(Figure dataset records)
※
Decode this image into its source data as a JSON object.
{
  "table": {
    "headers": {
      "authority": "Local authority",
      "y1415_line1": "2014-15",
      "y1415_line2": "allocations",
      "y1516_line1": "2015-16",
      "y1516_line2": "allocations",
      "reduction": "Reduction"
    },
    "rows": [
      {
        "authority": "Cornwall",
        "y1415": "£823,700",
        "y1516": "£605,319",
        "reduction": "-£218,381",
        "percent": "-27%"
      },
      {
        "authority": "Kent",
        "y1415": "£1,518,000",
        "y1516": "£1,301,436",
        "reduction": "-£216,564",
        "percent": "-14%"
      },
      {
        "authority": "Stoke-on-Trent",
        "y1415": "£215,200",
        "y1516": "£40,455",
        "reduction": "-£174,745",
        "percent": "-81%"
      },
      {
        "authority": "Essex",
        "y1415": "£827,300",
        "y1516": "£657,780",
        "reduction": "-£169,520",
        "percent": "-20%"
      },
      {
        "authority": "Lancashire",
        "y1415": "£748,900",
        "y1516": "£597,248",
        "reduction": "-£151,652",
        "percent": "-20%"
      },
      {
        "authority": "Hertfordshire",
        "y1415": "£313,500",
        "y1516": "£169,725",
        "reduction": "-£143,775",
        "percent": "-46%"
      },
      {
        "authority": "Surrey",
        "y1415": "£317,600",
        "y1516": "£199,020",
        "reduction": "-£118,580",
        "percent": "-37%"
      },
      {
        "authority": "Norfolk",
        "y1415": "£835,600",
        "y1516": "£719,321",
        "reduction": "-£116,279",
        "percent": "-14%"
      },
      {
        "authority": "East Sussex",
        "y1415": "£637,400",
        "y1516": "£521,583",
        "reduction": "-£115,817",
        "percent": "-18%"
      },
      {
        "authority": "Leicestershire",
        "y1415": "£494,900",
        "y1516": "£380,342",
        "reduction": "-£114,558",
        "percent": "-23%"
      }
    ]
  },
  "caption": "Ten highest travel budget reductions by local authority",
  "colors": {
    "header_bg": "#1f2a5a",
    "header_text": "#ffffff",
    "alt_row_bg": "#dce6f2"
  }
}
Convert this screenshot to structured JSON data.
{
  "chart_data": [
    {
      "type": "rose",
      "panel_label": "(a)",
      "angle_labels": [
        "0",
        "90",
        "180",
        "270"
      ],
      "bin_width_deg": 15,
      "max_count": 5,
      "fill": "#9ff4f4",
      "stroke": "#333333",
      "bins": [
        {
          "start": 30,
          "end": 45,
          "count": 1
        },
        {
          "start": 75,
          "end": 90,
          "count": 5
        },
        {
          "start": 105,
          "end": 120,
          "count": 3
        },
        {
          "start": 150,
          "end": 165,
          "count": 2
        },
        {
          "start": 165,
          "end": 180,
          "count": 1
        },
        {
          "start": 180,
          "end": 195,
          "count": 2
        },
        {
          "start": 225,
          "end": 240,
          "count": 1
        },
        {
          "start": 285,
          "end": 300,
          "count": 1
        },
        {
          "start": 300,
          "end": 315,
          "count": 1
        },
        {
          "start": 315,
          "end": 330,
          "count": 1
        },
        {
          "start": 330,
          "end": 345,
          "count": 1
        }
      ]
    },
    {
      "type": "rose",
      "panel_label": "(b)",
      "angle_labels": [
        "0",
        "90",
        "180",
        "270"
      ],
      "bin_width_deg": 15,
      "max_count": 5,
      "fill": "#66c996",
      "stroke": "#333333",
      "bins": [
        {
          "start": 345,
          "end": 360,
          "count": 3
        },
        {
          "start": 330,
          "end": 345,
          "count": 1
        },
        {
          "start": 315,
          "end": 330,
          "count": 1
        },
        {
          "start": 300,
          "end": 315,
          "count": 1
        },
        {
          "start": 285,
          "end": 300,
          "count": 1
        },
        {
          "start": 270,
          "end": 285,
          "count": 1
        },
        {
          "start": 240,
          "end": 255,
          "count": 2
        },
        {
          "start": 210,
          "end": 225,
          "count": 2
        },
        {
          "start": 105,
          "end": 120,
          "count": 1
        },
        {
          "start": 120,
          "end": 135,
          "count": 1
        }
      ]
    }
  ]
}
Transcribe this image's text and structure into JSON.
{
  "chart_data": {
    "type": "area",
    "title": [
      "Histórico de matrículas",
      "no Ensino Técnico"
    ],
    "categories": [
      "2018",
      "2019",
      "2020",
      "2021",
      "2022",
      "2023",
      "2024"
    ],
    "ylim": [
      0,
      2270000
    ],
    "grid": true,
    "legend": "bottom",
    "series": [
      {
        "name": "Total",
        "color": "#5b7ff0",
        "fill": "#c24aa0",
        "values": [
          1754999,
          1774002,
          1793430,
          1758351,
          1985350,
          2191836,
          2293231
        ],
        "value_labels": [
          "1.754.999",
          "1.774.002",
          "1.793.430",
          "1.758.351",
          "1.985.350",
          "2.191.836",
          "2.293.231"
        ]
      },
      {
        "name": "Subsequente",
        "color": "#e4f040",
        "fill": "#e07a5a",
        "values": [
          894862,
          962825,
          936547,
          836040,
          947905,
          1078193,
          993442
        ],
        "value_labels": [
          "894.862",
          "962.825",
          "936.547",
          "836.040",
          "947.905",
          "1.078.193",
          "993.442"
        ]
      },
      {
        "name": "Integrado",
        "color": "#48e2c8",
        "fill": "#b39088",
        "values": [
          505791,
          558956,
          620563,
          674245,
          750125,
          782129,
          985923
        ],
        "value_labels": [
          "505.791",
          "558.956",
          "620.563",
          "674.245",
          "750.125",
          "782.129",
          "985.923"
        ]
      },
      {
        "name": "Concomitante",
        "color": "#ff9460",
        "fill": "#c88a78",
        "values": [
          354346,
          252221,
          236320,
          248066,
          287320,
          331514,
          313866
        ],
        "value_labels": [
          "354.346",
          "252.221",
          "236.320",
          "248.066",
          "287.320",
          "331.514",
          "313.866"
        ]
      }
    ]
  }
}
※
Say only how many lines in the records carry the word "JSON".

(TASK RESULT)
3